[AIM OF THE EXERCISE] Everything in the data should be repeated exactly, save for the images.

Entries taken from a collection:
------------------------------------------------------------

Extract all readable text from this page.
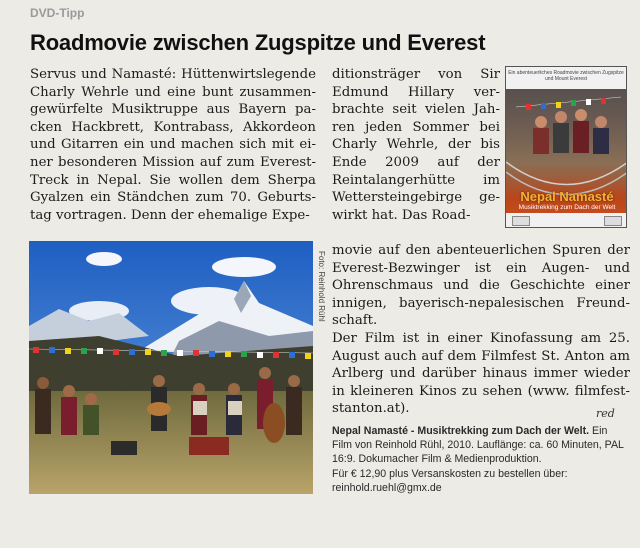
DVD-Tipp
Roadmovie zwischen Zugspitze und Everest
Servus und Namasté: Hüttenwirtslegende Charly Wehrle und eine bunt zusammengewürfelte Musiktruppe aus Bayern packen Hackbrett, Kontrabass, Akkordeon und Gitarren ein und machen sich mit einer besonderen Mission auf zum Everest-Treck in Nepal. Sie wollen dem Sherpa Gyalzen ein Ständchen zum 70. Geburtstag vortragen. Denn der ehemalige Expe-
ditionsträger von Sir Edmund Hillary verbrachte seit vielen Jahren jeden Sommer bei Charly Wehrle, der bis Ende 2009 auf der Reintalangerhütte im Wettersteingebirge gewirkt hat. Das Road-

movie auf den abenteuerlichen Spuren der Everest-Bezwinger ist ein Augen- und Ohrenschmaus und die Geschichte einer innigen, bayerisch-nepalesischen Freundschaft.

Der Film ist in einer Kinofassung am 25. August auch auf dem Filmfest St. Anton am Arlberg und darüber hinaus immer wieder in kleineren Kinos zu sehen (www. filmfest-stanton.at).	red
Nepal Namasté - Musiktrekking zum Dach der Welt. Ein Film von Reinhold Rühl, 2010. Lauflänge: ca. 60 Minuten, PAL 16:9. Dokumacher Film & Medienproduktion.
Für € 12,90 plus Versanskosten zu bestellen über: reinhold.ruehl@gmx.de
Ein abenteuerliches Roadmovie zwischen Zugspitze und Mount Everest
Nepal Namasté
Musiktrekking zum Dach der Welt
Foto: Reinhold Rühl
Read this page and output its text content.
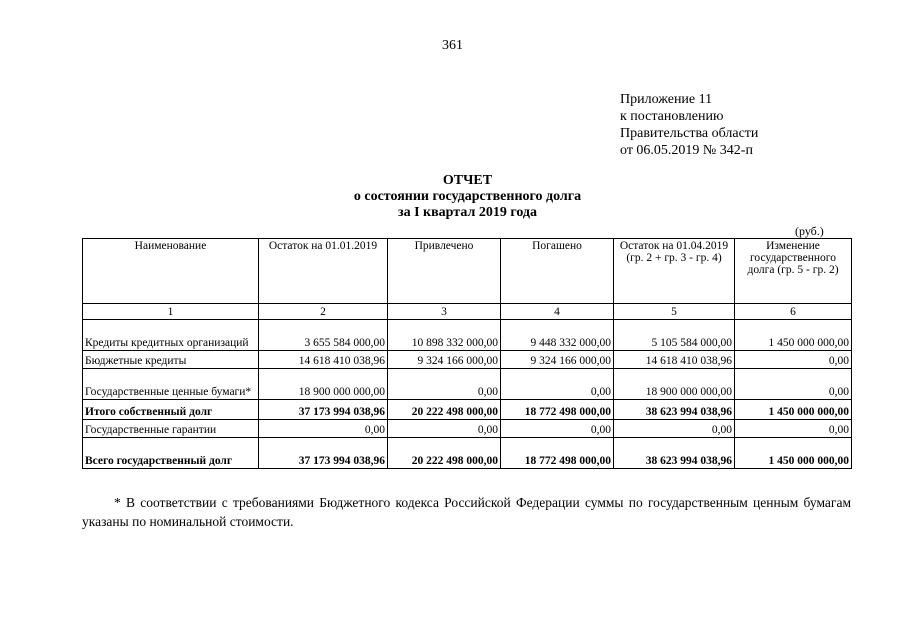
361
Приложение 11
к постановлению
Правительства области
от 06.05.2019 № 342-п
ОТЧЕТ
о состоянии государственного долга
за I квартал 2019 года
(руб.)
Наименование	Остаток на 01.01.2019	Привлечено	Погашено	Остаток на 01.04.2019 (гр. 2 + гр. 3 - гр. 4)	Изменение государственного долга (гр. 5 - гр. 2)
1	2	3	4	5	6
Кредиты кредитных организаций	3 655 584 000,00	10 898 332 000,00	9 448 332 000,00	5 105 584 000,00	1 450 000 000,00
Бюджетные кредиты	14 618 410 038,96	9 324 166 000,00	9 324 166 000,00	14 618 410 038,96	0,00
Государственные ценные бумаги*	18 900 000 000,00	0,00	0,00	18 900 000 000,00	0,00
Итого собственный долг	37 173 994 038,96	20 222 498 000,00	18 772 498 000,00	38 623 994 038,96	1 450 000 000,00
Государственные гарантии	0,00	0,00	0,00	0,00	0,00
Всего государственный долг	37 173 994 038,96	20 222 498 000,00	18 772 498 000,00	38 623 994 038,96	1 450 000 000,00
* В соответствии с требованиями Бюджетного кодекса Российской Федерации суммы по государственным ценным бумагам указаны по номинальной стоимости.
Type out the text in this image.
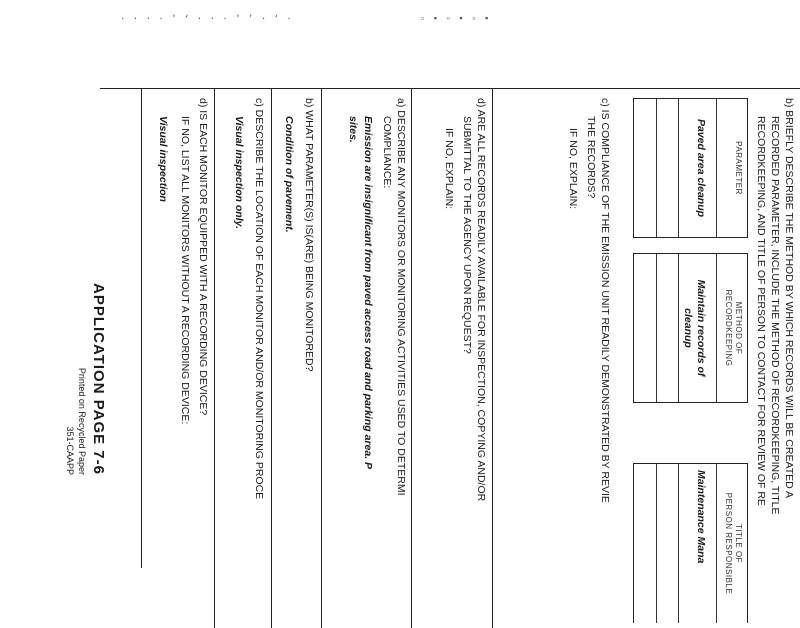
· · · · ′ ‘ · · · ′ ’ · ‘ ·	▫ ▪ ▫ ▪ ▫ ▪
b) BRIEFLY DESCRIBE THE METHOD BY WHICH RECORDS WILL BE CREATED A
RECORDED PARAMETER, INCLUDE THE METHOD OF RECORDKEEPING, TITLE
RECORDKEEPING, AND TITLE OF PERSON TO CONTACT FOR REVIEW OF RE
PARAMETER
Paved area cleanup
METHOD OF
RECORDKEEPING
Maintain records of cleanup
TITLE OF
PERSON RESPONSIBLE
Maintenance Mana
c) IS COMPLIANCE OF THE EMISSION UNIT READILY DEMONSTRATED BY REVIE
THE RECORDS?
IF NO, EXPLAIN:
d) ARE ALL RECORDS READILY AVAILABLE FOR INSPECTION, COPYING AND/OR
SUBMITTAL TO THE AGENCY UPON REQUEST?
IF NO, EXPLAIN:
a) DESCRIBE ANY MONITORS OR MONITORING ACTIVITIES USED TO DETERMI
COMPLIANCE:
Emission are insignificant from paved access road and parking area. P
sites.
b) WHAT PARAMETER(S) IS(ARE) BEING MONITORED?
Condition of pavement.
c) DESCRIBE THE LOCATION OF EACH MONITOR AND/OR MONITORING PROCE
Visual inspection only.
d) IS EACH MONITOR EQUIPPED WITH A RECORDING DEVICE?
IF NO, LIST ALL MONITORS WITHOUT A RECORDING DEVICE:
Visual inspection
APPLICATION PAGE 7-6
Printed on Recycled Paper
351-CAAPP
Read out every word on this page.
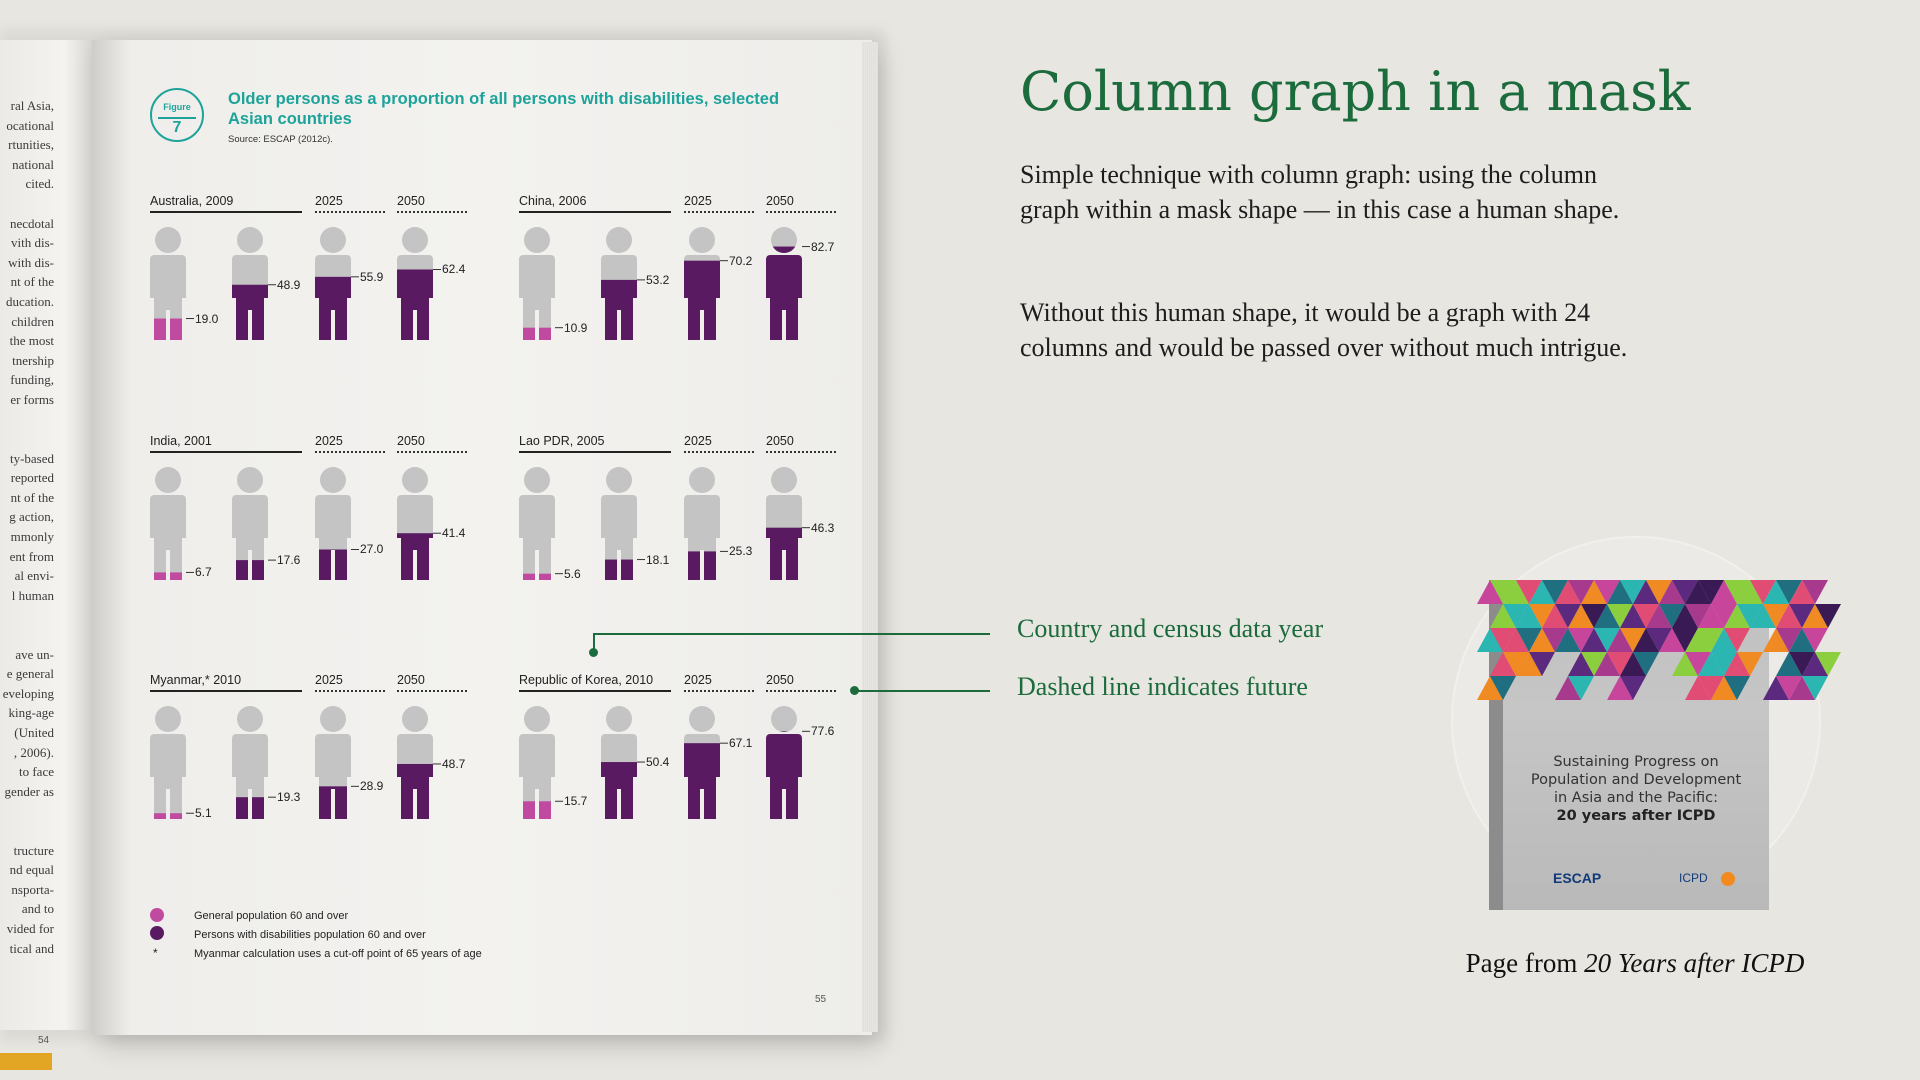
ral Asia,
ocational
rtunities,
national
cited.
necdotal
vith dis-
with dis-
nt of the
ducation.
children
the most
tnership
funding,
er forms
ty-based
reported
nt of the
g action,
mmonly
ent from
al envi-
l human
ave un-
e general
eveloping
king-age
(United
, 2006).
to face
gender as
tructure
nd equal
nsporta-
and to
vided for
tical and
54
Figure
7
Older persons as a proportion of all persons with disabilities, selected Asian countries
Source: ESCAP (2012c).
Australia, 2009	2025	2050
19.0
48.9
55.9
62.4
China, 2006	2025	2050
10.9
53.2
70.2
82.7
India, 2001	2025	2050
6.7
17.6
27.0
41.4
Lao PDR, 2005	2025	2050
5.6
18.1
25.3
46.3
Myanmar,* 2010	2025	2050
5.1
19.3
28.9
48.7
Republic of Korea, 2010 2025	2050
15.7
50.4
67.1
77.6
General population 60 and over
Persons with disabilities population 60 and over
*	Myanmar calculation uses a cut-off point of 65 years of age
55
Column graph in a mask
Simple technique with column graph: using the column graph within a mask shape — in this case a human shape.
Without this human shape, it would be a graph with 24 columns and would be passed over without much intrigue.
Country and census data year
Dashed line indicates future
Sustaining Progress on
Population and Development
in Asia and the Pacific:
20 years after ICPD
ESCAP	ICPD
Page from 20 Years after ICPD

------------------------------------------------------------

[ANSWER FOR THE TASK]
Extract all readable text from this page.
DVD-Tipp
Roadmovie zwischen Zugspitze und Everest
Servus und Namasté: Hüttenwirtslegende Charly Wehrle und eine bunt zusammengewürfelte Musiktruppe aus Bayern packen Hackbrett, Kontrabass, Akkordeon und Gitarren ein und machen sich mit einer besonderen Mission auf zum Everest-Treck in Nepal. Sie wollen dem Sherpa Gyalzen ein Ständchen zum 70. Geburtstag vortragen. Denn der ehemalige Expe-
ditionsträger von Sir Edmund Hillary verbrachte seit vielen Jahren jeden Sommer bei Charly Wehrle, der bis Ende 2009 auf der Reintalangerhütte im Wettersteingebirge gewirkt hat. Das Road-

movie auf den abenteuerlichen Spuren der Everest-Bezwinger ist ein Augen- und Ohrenschmaus und die Geschichte einer innigen, bayerisch-nepalesischen Freundschaft.

Der Film ist in einer Kinofassung am 25. August auch auf dem Filmfest St. Anton am Arlberg und darüber hinaus immer wieder in kleineren Kinos zu sehen (www. filmfest-stanton.at).	red
Nepal Namasté - Musiktrekking zum Dach der Welt. Ein Film von Reinhold Rühl, 2010. Lauflänge: ca. 60 Minuten, PAL 16:9. Dokumacher Film & Medienproduktion.
Für € 12,90 plus Versanskosten zu bestellen über: reinhold.ruehl@gmx.de
Ein abenteuerliches Roadmovie zwischen Zugspitze und Mount Everest
Nepal Namasté
Musiktrekking zum Dach der Welt
Foto: Reinhold Rühl
Read this page and output its text content.
361
Приложение 11
к постановлению
Правительства области
от 06.05.2019 № 342-п
ОТЧЕТ
о состоянии государственного долга
за I квартал 2019 года
(руб.)
Наименование	Остаток на 01.01.2019	Привлечено	Погашено	Остаток на 01.04.2019 (гр. 2 + гр. 3 - гр. 4)	Изменение государственного долга (гр. 5 - гр. 2)
1	2	3	4	5	6
Кредиты кредитных организаций	3 655 584 000,00	10 898 332 000,00	9 448 332 000,00	5 105 584 000,00	1 450 000 000,00
Бюджетные кредиты	14 618 410 038,96	9 324 166 000,00	9 324 166 000,00	14 618 410 038,96	0,00
Государственные ценные бумаги*	18 900 000 000,00	0,00	0,00	18 900 000 000,00	0,00
Итого собственный долг	37 173 994 038,96	20 222 498 000,00	18 772 498 000,00	38 623 994 038,96	1 450 000 000,00
Государственные гарантии	0,00	0,00	0,00	0,00	0,00
Всего государственный долг	37 173 994 038,96	20 222 498 000,00	18 772 498 000,00	38 623 994 038,96	1 450 000 000,00
* В соответствии с требованиями Бюджетного кодекса Российской Федерации суммы по государственным ценным бумагам указаны по номинальной стоимости.
Type out the text in this image.
· · · · ′ ‘ · · · ′ ’ · ‘ ·	▫ ▪ ▫ ▪ ▫ ▪
b) BRIEFLY DESCRIBE THE METHOD BY WHICH RECORDS WILL BE CREATED A
RECORDED PARAMETER, INCLUDE THE METHOD OF RECORDKEEPING, TITLE
RECORDKEEPING, AND TITLE OF PERSON TO CONTACT FOR REVIEW OF RE
PARAMETER
Paved area cleanup
METHOD OF
RECORDKEEPING
Maintain records of cleanup
TITLE OF
PERSON RESPONSIBLE
Maintenance Mana
c) IS COMPLIANCE OF THE EMISSION UNIT READILY DEMONSTRATED BY REVIE
THE RECORDS?
IF NO, EXPLAIN:
d) ARE ALL RECORDS READILY AVAILABLE FOR INSPECTION, COPYING AND/OR
SUBMITTAL TO THE AGENCY UPON REQUEST?
IF NO, EXPLAIN:
a) DESCRIBE ANY MONITORS OR MONITORING ACTIVITIES USED TO DETERMI
COMPLIANCE:
Emission are insignificant from paved access road and parking area. P
sites.
b) WHAT PARAMETER(S) IS(ARE) BEING MONITORED?
Condition of pavement.
c) DESCRIBE THE LOCATION OF EACH MONITOR AND/OR MONITORING PROCE
Visual inspection only.
d) IS EACH MONITOR EQUIPPED WITH A RECORDING DEVICE?
IF NO, LIST ALL MONITORS WITHOUT A RECORDING DEVICE:
Visual inspection
APPLICATION PAGE 7-6
Printed on Recycled Paper
351-CAAPP
Read out every word on this page.
ral Asia,
ocational
rtunities,
national
cited.
necdotal
vith dis-
with dis-
nt of the
ducation.
children
the most
tnership
funding,
er forms
ty-based
reported
nt of the
g action,
mmonly
ent from
al envi-
l human
ave un-
e general
eveloping
king-age
(United
, 2006).
to face
gender as
tructure
nd equal
nsporta-
and to
vided for
tical and
54
Figure
7
Older persons as a proportion of all persons with disabilities, selected Asian countries
Source: ESCAP (2012c).
Australia, 2009	2025	2050
19.0
48.9
55.9
62.4
China, 2006	2025	2050
10.9
53.2
70.2
82.7
India, 2001	2025	2050
6.7
17.6
27.0
41.4
Lao PDR, 2005	2025	2050
5.6
18.1
25.3
46.3
Myanmar,* 2010	2025	2050
5.1
19.3
28.9
48.7
Republic of Korea, 2010 2025	2050
15.7
50.4
67.1
77.6
General population 60 and over
Persons with disabilities population 60 and over
*	Myanmar calculation uses a cut-off point of 65 years of age
55
Column graph in a mask
Simple technique with column graph: using the column graph within a mask shape — in this case a human shape.
Without this human shape, it would be a graph with 24 columns and would be passed over without much intrigue.
Country and census data year
Dashed line indicates future
Sustaining Progress on
Population and Development
in Asia and the Pacific:
20 years after ICPD
ESCAP	ICPD
Page from 20 Years after ICPD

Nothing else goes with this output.